CHALLENGE: Return the lines below that carry the word "الحديث".

DATASET ENTRIES:
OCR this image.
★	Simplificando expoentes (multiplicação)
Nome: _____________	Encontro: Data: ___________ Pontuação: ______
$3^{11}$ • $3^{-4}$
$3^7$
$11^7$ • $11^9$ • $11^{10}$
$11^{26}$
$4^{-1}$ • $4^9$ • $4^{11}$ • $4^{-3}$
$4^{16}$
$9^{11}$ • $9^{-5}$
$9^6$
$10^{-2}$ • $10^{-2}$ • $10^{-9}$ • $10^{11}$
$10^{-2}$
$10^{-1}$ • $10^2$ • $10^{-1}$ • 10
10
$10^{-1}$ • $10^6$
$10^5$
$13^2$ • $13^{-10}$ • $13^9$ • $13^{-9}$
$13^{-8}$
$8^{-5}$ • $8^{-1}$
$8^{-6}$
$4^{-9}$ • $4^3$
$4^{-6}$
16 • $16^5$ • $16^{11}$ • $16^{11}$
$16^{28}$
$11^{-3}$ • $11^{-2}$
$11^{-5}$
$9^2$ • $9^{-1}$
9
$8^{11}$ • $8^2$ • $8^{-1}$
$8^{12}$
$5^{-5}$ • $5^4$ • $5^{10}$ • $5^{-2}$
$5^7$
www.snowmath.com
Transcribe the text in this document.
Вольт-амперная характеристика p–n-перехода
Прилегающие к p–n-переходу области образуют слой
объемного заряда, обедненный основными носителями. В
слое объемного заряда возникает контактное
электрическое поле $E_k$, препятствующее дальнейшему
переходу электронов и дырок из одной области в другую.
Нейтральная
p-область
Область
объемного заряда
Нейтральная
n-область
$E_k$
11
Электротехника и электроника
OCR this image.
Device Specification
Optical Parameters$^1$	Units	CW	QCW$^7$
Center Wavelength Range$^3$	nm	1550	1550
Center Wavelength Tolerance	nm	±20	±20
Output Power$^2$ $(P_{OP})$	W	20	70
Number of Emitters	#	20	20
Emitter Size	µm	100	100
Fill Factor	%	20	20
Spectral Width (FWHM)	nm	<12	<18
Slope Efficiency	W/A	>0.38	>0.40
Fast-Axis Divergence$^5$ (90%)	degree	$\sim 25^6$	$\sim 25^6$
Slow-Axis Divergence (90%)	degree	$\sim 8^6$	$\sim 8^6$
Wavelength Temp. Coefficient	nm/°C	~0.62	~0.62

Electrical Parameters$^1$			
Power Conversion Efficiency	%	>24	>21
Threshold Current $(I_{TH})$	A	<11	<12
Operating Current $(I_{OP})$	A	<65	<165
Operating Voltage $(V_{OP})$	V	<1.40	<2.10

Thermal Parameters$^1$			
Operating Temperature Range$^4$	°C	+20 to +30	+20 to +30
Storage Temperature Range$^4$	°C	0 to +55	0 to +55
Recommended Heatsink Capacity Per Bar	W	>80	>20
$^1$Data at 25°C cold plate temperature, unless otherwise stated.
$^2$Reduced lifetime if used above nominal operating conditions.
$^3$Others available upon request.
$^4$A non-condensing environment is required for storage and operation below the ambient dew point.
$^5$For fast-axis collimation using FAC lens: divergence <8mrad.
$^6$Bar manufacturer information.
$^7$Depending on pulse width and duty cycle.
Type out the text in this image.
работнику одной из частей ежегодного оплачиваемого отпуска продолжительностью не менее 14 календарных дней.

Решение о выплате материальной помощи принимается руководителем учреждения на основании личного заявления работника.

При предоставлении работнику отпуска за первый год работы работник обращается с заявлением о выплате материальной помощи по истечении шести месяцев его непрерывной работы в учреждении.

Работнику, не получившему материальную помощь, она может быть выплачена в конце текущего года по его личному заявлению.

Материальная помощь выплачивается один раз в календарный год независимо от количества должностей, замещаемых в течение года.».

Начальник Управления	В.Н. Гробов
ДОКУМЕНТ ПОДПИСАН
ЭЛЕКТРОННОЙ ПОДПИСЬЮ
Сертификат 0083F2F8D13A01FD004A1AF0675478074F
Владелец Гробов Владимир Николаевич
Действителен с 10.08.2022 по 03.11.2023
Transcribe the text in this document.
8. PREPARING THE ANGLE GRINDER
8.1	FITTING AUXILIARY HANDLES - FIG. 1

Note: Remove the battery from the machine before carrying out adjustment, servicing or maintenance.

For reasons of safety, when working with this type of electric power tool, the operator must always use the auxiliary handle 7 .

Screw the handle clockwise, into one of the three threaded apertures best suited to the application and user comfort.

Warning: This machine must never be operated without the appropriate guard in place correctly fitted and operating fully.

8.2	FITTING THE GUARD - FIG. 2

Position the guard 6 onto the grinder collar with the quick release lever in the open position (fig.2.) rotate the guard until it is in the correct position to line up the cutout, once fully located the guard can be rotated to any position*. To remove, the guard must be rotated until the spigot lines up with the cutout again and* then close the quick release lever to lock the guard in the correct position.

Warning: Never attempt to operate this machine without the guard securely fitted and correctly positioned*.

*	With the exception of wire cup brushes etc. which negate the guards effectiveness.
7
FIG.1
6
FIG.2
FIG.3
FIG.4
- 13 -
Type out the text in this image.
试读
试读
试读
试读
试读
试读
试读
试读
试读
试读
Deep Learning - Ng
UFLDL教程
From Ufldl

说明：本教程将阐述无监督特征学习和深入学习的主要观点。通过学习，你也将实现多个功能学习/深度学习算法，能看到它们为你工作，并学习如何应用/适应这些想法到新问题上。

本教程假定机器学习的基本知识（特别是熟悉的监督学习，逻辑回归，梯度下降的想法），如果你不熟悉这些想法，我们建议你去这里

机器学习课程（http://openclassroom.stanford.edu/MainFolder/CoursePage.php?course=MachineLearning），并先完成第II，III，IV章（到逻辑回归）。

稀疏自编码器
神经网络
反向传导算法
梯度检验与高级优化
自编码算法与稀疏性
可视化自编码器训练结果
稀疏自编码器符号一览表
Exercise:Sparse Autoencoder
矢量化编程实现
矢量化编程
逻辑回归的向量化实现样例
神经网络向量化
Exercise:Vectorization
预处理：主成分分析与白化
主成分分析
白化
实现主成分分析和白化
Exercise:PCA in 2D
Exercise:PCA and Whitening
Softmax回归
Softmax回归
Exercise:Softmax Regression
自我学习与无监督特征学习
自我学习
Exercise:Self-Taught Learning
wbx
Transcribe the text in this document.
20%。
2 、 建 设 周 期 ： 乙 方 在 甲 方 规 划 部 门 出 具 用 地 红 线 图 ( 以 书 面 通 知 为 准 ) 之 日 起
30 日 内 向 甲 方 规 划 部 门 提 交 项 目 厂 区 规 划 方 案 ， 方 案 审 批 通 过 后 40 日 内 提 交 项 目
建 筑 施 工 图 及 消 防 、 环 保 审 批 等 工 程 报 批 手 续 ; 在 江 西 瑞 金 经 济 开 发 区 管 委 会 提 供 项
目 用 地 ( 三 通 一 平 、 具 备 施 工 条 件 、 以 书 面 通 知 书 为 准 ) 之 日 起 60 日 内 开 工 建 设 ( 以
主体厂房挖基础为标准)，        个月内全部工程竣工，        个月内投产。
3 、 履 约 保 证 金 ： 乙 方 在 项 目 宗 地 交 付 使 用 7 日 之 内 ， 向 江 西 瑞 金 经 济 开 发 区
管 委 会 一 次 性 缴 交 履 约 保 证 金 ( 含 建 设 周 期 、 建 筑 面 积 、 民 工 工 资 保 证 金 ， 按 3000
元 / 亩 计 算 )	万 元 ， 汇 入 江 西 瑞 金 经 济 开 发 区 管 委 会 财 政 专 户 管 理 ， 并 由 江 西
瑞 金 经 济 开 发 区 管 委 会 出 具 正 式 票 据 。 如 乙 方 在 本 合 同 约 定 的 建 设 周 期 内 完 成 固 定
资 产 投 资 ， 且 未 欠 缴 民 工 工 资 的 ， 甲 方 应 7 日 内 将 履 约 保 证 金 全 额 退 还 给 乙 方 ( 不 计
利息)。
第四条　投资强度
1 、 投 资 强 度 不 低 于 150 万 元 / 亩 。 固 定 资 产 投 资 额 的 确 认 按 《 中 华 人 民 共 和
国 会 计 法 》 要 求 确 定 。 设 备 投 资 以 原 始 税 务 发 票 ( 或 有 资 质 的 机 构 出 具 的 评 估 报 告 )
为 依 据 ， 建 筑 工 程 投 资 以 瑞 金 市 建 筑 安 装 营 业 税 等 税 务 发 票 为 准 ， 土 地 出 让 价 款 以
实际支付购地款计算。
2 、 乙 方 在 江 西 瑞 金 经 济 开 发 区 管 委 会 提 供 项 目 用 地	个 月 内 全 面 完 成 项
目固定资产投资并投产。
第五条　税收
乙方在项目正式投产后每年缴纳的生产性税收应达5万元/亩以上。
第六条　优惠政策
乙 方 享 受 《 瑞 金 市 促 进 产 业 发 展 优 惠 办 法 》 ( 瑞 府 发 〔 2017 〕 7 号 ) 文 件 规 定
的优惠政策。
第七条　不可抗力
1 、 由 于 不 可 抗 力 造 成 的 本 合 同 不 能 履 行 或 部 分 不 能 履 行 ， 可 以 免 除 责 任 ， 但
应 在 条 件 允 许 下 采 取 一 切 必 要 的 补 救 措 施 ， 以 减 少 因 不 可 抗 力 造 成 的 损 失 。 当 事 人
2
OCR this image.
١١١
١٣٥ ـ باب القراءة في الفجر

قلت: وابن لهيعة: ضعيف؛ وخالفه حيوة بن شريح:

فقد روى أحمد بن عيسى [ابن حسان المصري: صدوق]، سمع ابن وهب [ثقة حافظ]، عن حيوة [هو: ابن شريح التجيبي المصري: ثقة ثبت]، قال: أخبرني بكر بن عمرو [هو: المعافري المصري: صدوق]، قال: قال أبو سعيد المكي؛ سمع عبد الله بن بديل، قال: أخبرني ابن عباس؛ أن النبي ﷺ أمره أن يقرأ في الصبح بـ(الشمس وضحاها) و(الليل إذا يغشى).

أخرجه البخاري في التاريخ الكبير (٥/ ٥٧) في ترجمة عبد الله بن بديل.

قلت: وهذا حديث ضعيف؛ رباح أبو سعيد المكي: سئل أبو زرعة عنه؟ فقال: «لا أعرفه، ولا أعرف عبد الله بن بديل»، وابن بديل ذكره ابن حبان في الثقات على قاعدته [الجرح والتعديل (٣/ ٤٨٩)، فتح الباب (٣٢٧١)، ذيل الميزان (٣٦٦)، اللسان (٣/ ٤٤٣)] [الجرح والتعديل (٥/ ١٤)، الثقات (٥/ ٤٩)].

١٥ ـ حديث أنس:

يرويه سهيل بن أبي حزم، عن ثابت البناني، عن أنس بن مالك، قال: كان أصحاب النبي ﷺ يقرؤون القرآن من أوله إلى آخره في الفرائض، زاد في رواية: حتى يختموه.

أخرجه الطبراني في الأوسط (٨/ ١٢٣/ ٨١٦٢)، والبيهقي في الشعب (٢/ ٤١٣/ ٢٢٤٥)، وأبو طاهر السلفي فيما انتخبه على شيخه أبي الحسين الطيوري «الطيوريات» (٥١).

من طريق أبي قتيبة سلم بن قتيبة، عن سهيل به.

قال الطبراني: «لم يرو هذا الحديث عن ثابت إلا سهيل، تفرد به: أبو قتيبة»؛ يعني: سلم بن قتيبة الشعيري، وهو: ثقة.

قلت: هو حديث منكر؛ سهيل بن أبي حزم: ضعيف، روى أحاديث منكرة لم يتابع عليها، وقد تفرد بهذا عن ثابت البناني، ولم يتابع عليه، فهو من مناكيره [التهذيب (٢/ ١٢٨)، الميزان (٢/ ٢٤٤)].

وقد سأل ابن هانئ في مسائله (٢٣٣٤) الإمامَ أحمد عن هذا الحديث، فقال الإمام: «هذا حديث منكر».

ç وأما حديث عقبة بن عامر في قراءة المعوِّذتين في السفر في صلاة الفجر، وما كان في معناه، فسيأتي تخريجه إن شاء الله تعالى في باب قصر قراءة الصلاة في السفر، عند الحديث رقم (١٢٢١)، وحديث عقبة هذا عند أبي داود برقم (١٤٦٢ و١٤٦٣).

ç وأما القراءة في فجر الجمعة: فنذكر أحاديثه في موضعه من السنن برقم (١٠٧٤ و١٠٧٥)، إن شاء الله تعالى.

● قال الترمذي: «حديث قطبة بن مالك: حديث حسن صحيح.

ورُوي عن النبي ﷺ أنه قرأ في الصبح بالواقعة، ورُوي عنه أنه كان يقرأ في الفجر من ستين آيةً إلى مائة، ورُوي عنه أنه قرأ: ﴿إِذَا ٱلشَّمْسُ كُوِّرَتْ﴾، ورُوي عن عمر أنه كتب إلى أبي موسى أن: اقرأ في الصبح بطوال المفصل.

RESULT:
قال الطبراني: «لم يرو هذا الحديث عن ثابت إلا سهيل، تفرد به: أبو قتيبة»؛ يعني: سلم بن قتيبة الشعيري، وهو: ثقة.
وقد سأل ابن هانئ في مسائله (٢٣٣٤) الإمامَ أحمد عن هذا الحديث، فقال الإمام: «هذا حديث منكر».
ç وأما حديث عقبة بن عامر في قراءة المعوِّذتين في السفر في صلاة الفجر، وما كان في معناه، فسيأتي تخريجه إن شاء الله تعالى في باب قصر قراءة الصلاة في السفر، عند الحديث رقم (١٢٢١)، وحديث عقبة هذا عند أبي داود برقم (١٤٦٢ و١٤٦٣).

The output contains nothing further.